__WHAT THIS TASK INVOLVES__. Check each line of the listing below for the string "provincia", and copy the ones that have it.

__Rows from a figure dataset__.

* start *

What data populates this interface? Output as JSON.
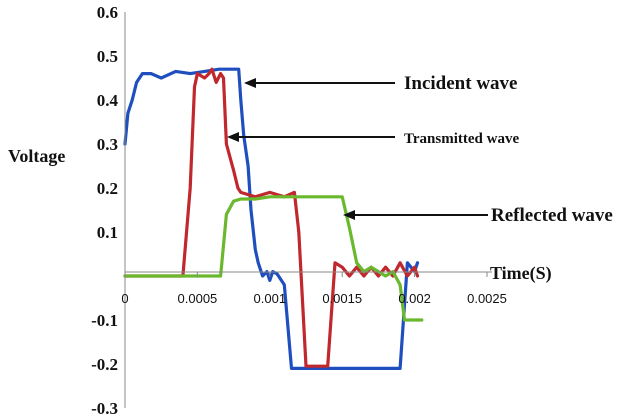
{
  "chart_data": {
    "type": "line",
    "title": "",
    "xlabel": "Time(S)",
    "ylabel": "Voltage",
    "xlim": [
      0,
      0.0025
    ],
    "ylim": [
      -0.3,
      0.6
    ],
    "x_ticks": [
      {
        "value": 0,
        "label": "0"
      },
      {
        "value": 0.0005,
        "label": "0.0005"
      },
      {
        "value": 0.001,
        "label": "0.001"
      },
      {
        "value": 0.0015,
        "label": "0.0015"
      },
      {
        "value": 0.002,
        "label": "0.002"
      },
      {
        "value": 0.0025,
        "label": "0.0025"
      }
    ],
    "y_ticks": [
      {
        "value": 0.6,
        "label": "0.6"
      },
      {
        "value": 0.5,
        "label": "0.5"
      },
      {
        "value": 0.4,
        "label": "0.4"
      },
      {
        "value": 0.3,
        "label": "0.3"
      },
      {
        "value": 0.2,
        "label": "0.2"
      },
      {
        "value": 0.1,
        "label": "0.1"
      },
      {
        "value": -0.1,
        "label": "-0.1"
      },
      {
        "value": -0.2,
        "label": "-0.2"
      },
      {
        "value": -0.3,
        "label": "-0.3"
      }
    ],
    "grid": false,
    "series": [
      {
        "color": "#1f4fbf",
        "points": [
          [
            0,
            0.3
          ],
          [
            2e-05,
            0.37
          ],
          [
            5e-05,
            0.4
          ],
          [
            8e-05,
            0.44
          ],
          [
            0.00012,
            0.46
          ],
          [
            0.00018,
            0.46
          ],
          [
            0.00025,
            0.45
          ],
          [
            0.00035,
            0.465
          ],
          [
            0.00045,
            0.46
          ],
          [
            0.00055,
            0.465
          ],
          [
            0.00065,
            0.47
          ],
          [
            0.00075,
            0.47
          ],
          [
            0.000785,
            0.47
          ],
          [
            0.0008,
            0.4
          ],
          [
            0.00082,
            0.32
          ],
          [
            0.00085,
            0.25
          ],
          [
            0.00087,
            0.15
          ],
          [
            0.0009,
            0.06
          ],
          [
            0.00092,
            0.03
          ],
          [
            0.00095,
            0.0
          ],
          [
            0.00098,
            0.01
          ],
          [
            0.001,
            -0.01
          ],
          [
            0.00102,
            0.01
          ],
          [
            0.00105,
            0.005
          ],
          [
            0.0011,
            -0.02
          ],
          [
            0.00115,
            -0.21
          ],
          [
            0.0019,
            -0.21
          ],
          [
            0.00195,
            0.03
          ],
          [
            0.002,
            0.01
          ],
          [
            0.00202,
            0.03
          ]
        ]
      },
      {
        "color": "#c0282d",
        "points": [
          [
            0,
            0.0
          ],
          [
            0.0004,
            0.0
          ],
          [
            0.00045,
            0.2
          ],
          [
            0.00048,
            0.43
          ],
          [
            0.0005,
            0.46
          ],
          [
            0.00055,
            0.45
          ],
          [
            0.00058,
            0.46
          ],
          [
            0.0006,
            0.47
          ],
          [
            0.00063,
            0.44
          ],
          [
            0.00066,
            0.46
          ],
          [
            0.00068,
            0.45
          ],
          [
            0.0007,
            0.3
          ],
          [
            0.00075,
            0.24
          ],
          [
            0.00078,
            0.2
          ],
          [
            0.0008,
            0.19
          ],
          [
            0.0009,
            0.18
          ],
          [
            0.001,
            0.19
          ],
          [
            0.0011,
            0.18
          ],
          [
            0.00117,
            0.19
          ],
          [
            0.0012,
            0.1
          ],
          [
            0.00125,
            -0.205
          ],
          [
            0.0014,
            -0.205
          ],
          [
            0.00145,
            0.03
          ],
          [
            0.0015,
            0.02
          ],
          [
            0.00155,
            0.0
          ],
          [
            0.0016,
            0.02
          ],
          [
            0.00165,
            0.0
          ],
          [
            0.0017,
            0.02
          ],
          [
            0.00175,
            0.0
          ],
          [
            0.0018,
            0.02
          ],
          [
            0.00185,
            0.0
          ],
          [
            0.0019,
            0.03
          ],
          [
            0.00195,
            0.0
          ],
          [
            0.002,
            0.02
          ],
          [
            0.00202,
            0.0
          ]
        ]
      },
      {
        "color": "#6ab82e",
        "points": [
          [
            0,
            0.0
          ],
          [
            0.00066,
            0.0
          ],
          [
            0.0007,
            0.14
          ],
          [
            0.00075,
            0.17
          ],
          [
            0.0008,
            0.175
          ],
          [
            0.0009,
            0.175
          ],
          [
            0.001,
            0.18
          ],
          [
            0.0012,
            0.18
          ],
          [
            0.00135,
            0.18
          ],
          [
            0.0015,
            0.18
          ],
          [
            0.00155,
            0.11
          ],
          [
            0.0016,
            0.03
          ],
          [
            0.00165,
            0.01
          ],
          [
            0.0017,
            0.02
          ],
          [
            0.0018,
            0.0
          ],
          [
            0.00185,
            0.01
          ],
          [
            0.0019,
            -0.02
          ],
          [
            0.00193,
            -0.1
          ],
          [
            0.00205,
            -0.1
          ]
        ]
      }
    ],
    "annotations": [
      {
        "text": "Incident wave",
        "target": [
          0.00078,
          0.47
        ]
      },
      {
        "text": "Transmitted wave",
        "target": [
          0.0007,
          0.32
        ]
      },
      {
        "text": "Reflected wave",
        "target": [
          0.00145,
          0.14
        ]
      }
    ]
  }
}
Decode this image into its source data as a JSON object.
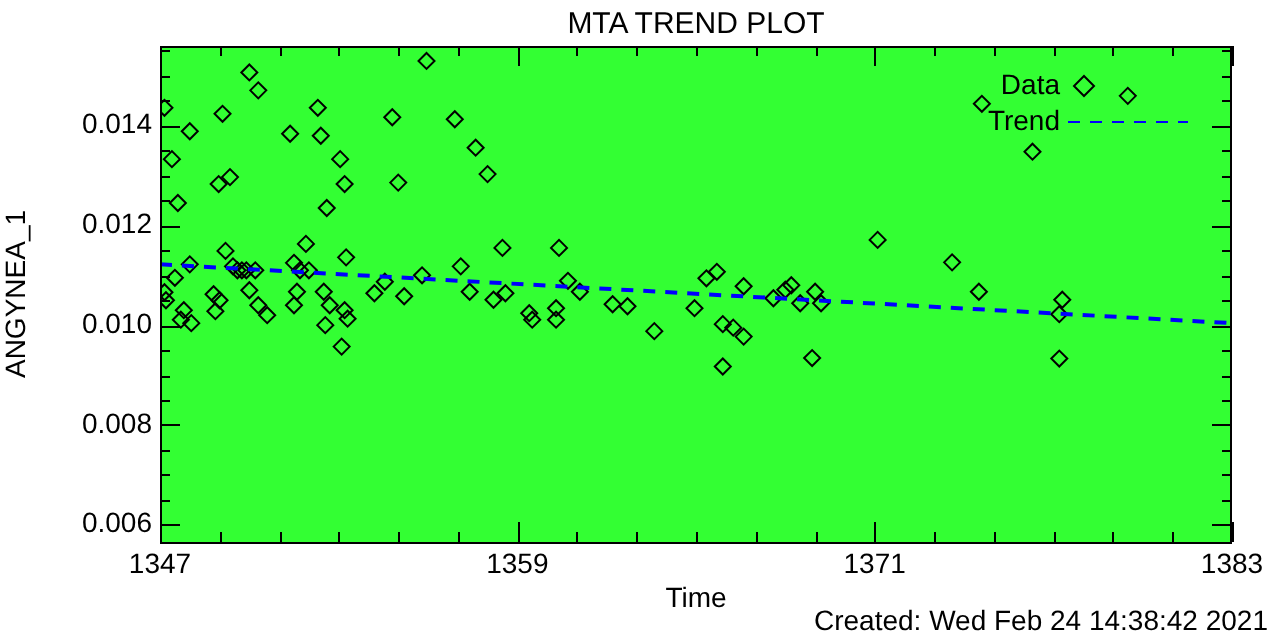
{
  "chart_data": {
    "type": "scatter",
    "title": "MTA TREND PLOT",
    "xlabel": "Time",
    "ylabel": "ANGYNEA_1",
    "annotations": [
      "Created: Wed Feb 24 14:38:42 2021"
    ],
    "xlim": [
      1347,
      1383
    ],
    "xticks": [
      1347,
      {
        "value": 1349,
        "label": null
      },
      {
        "value": 1351,
        "label": null
      },
      {
        "value": 1353,
        "label": null
      },
      {
        "value": 1355,
        "label": null
      },
      {
        "value": 1357,
        "label": null
      },
      1359,
      {
        "value": 1361,
        "label": null
      },
      {
        "value": 1363,
        "label": null
      },
      {
        "value": 1365,
        "label": null
      },
      {
        "value": 1367,
        "label": null
      },
      {
        "value": 1369,
        "label": null
      },
      1371,
      {
        "value": 1373,
        "label": null
      },
      {
        "value": 1375,
        "label": null
      },
      {
        "value": 1377,
        "label": null
      },
      {
        "value": 1379,
        "label": null
      },
      {
        "value": 1381,
        "label": null
      },
      1383
    ],
    "ylim": [
      0.00565,
      0.0156
    ],
    "yticks": [
      {
        "value": 0.006,
        "label": "0.006"
      },
      {
        "value": 0.0065,
        "label": null
      },
      {
        "value": 0.007,
        "label": null
      },
      {
        "value": 0.0075,
        "label": null
      },
      {
        "value": 0.008,
        "label": "0.008"
      },
      {
        "value": 0.0085,
        "label": null
      },
      {
        "value": 0.009,
        "label": null
      },
      {
        "value": 0.0095,
        "label": null
      },
      {
        "value": 0.01,
        "label": "0.010"
      },
      {
        "value": 0.0105,
        "label": null
      },
      {
        "value": 0.011,
        "label": null
      },
      {
        "value": 0.0115,
        "label": null
      },
      {
        "value": 0.012,
        "label": "0.012"
      },
      {
        "value": 0.0125,
        "label": null
      },
      {
        "value": 0.013,
        "label": null
      },
      {
        "value": 0.0135,
        "label": null
      },
      {
        "value": 0.014,
        "label": "0.014"
      },
      {
        "value": 0.0145,
        "label": null
      },
      {
        "value": 0.015,
        "label": null
      },
      {
        "value": 0.0155,
        "label": null
      }
    ],
    "grid": false,
    "legend": "top right",
    "series": [
      {
        "name": "Data",
        "type": "scatter",
        "color": "#000000",
        "marker": "diamond",
        "x": [
          1347.15,
          1347.4,
          1347.6,
          1348.0,
          1347.15,
          1347.2,
          1347.5,
          1348.0,
          1347.7,
          1348.05,
          1347.8,
          1349.1,
          1348.97,
          1349.35,
          1350.0,
          1350.3,
          1349.2,
          1348.8,
          1348.86,
          1349.0,
          1349.45,
          1349.6,
          1349.75,
          1349.9,
          1350.2,
          1350.6,
          1350.0,
          1350.3,
          1351.37,
          1351.5,
          1351.6,
          1351.5,
          1351.9,
          1351.7,
          1352.0,
          1352.3,
          1352.4,
          1353.05,
          1353.2,
          1352.6,
          1353.25,
          1352.5,
          1352.7,
          1352.55,
          1353.2,
          1353.3,
          1353.1,
          1354.2,
          1354.55,
          1354.8,
          1355.0,
          1355.2,
          1355.8,
          1355.95,
          1356.9,
          1357.6,
          1358.0,
          1358.5,
          1360.4,
          1357.1,
          1357.4,
          1358.2,
          1358.6,
          1359.4,
          1359.5,
          1360.3,
          1360.3,
          1360.7,
          1361.1,
          1362.2,
          1362.7,
          1363.6,
          1364.95,
          1365.35,
          1365.7,
          1366.6,
          1365.9,
          1366.25,
          1366.6,
          1365.9,
          1367.6,
          1368.0,
          1368.2,
          1368.5,
          1369.0,
          1369.2,
          1368.9,
          1371.1,
          1373.6,
          1374.5,
          1374.6,
          1376.3,
          1379.5,
          1377.3,
          1377.2,
          1377.2
        ],
        "values": [
          0.01436,
          0.01333,
          0.01245,
          0.01389,
          0.01066,
          0.0105,
          0.01095,
          0.01122,
          0.01011,
          0.01004,
          0.0103,
          0.01424,
          0.01283,
          0.01297,
          0.01507,
          0.01471,
          0.01149,
          0.01062,
          0.01028,
          0.0105,
          0.01118,
          0.0111,
          0.0111,
          0.0111,
          0.0111,
          0.0102,
          0.0107,
          0.0104,
          0.01384,
          0.01125,
          0.01067,
          0.0104,
          0.01163,
          0.0111,
          0.0111,
          0.01436,
          0.0138,
          0.01333,
          0.01283,
          0.01235,
          0.01136,
          0.01067,
          0.0104,
          0.01,
          0.0103,
          0.01013,
          0.00957,
          0.01064,
          0.01087,
          0.01417,
          0.01286,
          0.01058,
          0.011,
          0.0153,
          0.01413,
          0.01356,
          0.01303,
          0.01155,
          0.01155,
          0.01118,
          0.01067,
          0.01051,
          0.01064,
          0.01024,
          0.01011,
          0.01034,
          0.01011,
          0.01089,
          0.01067,
          0.01042,
          0.01038,
          0.00988,
          0.01034,
          0.01094,
          0.01107,
          0.01078,
          0.01002,
          0.00995,
          0.00977,
          0.00917,
          0.01054,
          0.01071,
          0.0108,
          0.01044,
          0.01067,
          0.01044,
          0.00934,
          0.01171,
          0.01126,
          0.01067,
          0.01444,
          0.01348,
          0.0146,
          0.01051,
          0.01022,
          0.00933
        ]
      },
      {
        "name": "Trend",
        "type": "line",
        "color": "#0000ff",
        "marker": "none",
        "line_style": "dashed",
        "x": [
          1347,
          1383
        ],
        "values": [
          0.01122,
          0.01004
        ]
      }
    ]
  }
}
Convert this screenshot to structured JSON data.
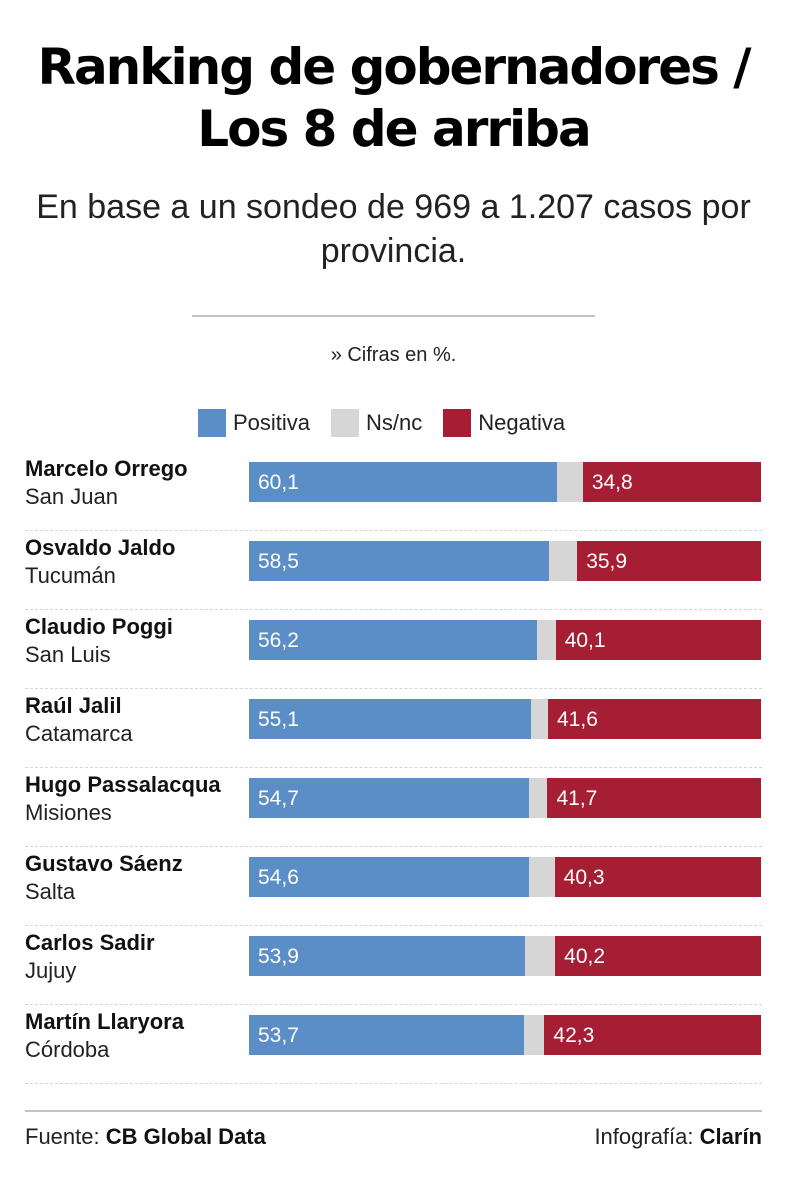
{
  "header": {
    "title_line1": "Ranking de gobernadores /",
    "title_line2": "Los 8 de arriba",
    "subtitle_line1": "En base a un sondeo de 969 a 1.207 casos por",
    "subtitle_line2": "provincia.",
    "note": "» Cifras en %."
  },
  "legend": [
    {
      "label": "Positiva",
      "color": "#5b8ec6"
    },
    {
      "label": "Ns/nc",
      "color": "#d6d6d6"
    },
    {
      "label": "Negativa",
      "color": "#a61e34"
    }
  ],
  "chart_data": {
    "type": "bar",
    "stacked": true,
    "orientation": "horizontal",
    "title": "Ranking de gobernadores / Los 8 de arriba",
    "subtitle": "En base a un sondeo de 969 a 1.207 casos por provincia.",
    "unit": "%",
    "xlim": [
      0,
      100
    ],
    "categories": [
      {
        "name": "Marcelo Orrego",
        "province": "San Juan"
      },
      {
        "name": "Osvaldo Jaldo",
        "province": "Tucumán"
      },
      {
        "name": "Claudio Poggi",
        "province": "San Luis"
      },
      {
        "name": "Raúl Jalil",
        "province": "Catamarca"
      },
      {
        "name": "Hugo Passalacqua",
        "province": "Misiones"
      },
      {
        "name": "Gustavo Sáenz",
        "province": "Salta"
      },
      {
        "name": "Carlos Sadir",
        "province": "Jujuy"
      },
      {
        "name": "Martín Llaryora",
        "province": "Córdoba"
      }
    ],
    "series": [
      {
        "name": "Positiva",
        "values": [
          60.1,
          58.5,
          56.2,
          55.1,
          54.7,
          54.6,
          53.9,
          53.7
        ]
      },
      {
        "name": "Ns/nc",
        "values": [
          5.1,
          5.6,
          3.7,
          3.3,
          3.6,
          5.1,
          5.9,
          4.0
        ]
      },
      {
        "name": "Negativa",
        "values": [
          34.8,
          35.9,
          40.1,
          41.6,
          41.7,
          40.3,
          40.2,
          42.3
        ]
      }
    ],
    "value_labels": {
      "positiva": [
        "60,1",
        "58,5",
        "56,2",
        "55,1",
        "54,7",
        "54,6",
        "53,9",
        "53,7"
      ],
      "negativa": [
        "34,8",
        "35,9",
        "40,1",
        "41,6",
        "41,7",
        "40,3",
        "40,2",
        "42,3"
      ]
    },
    "colors": {
      "positiva": "#5b8ec6",
      "nsnc": "#d6d6d6",
      "negativa": "#a61e34"
    }
  },
  "footer": {
    "source_prefix": "Fuente:",
    "source_name": "CB Global Data",
    "credit_prefix": "Infografía:",
    "credit_name": "Clarín"
  }
}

* end *

__FULL ANSWER__.
    "subtitle_line2": "provincia.",
    "subtitle": "En base a un sondeo de 969 a 1.207 casos por provincia.",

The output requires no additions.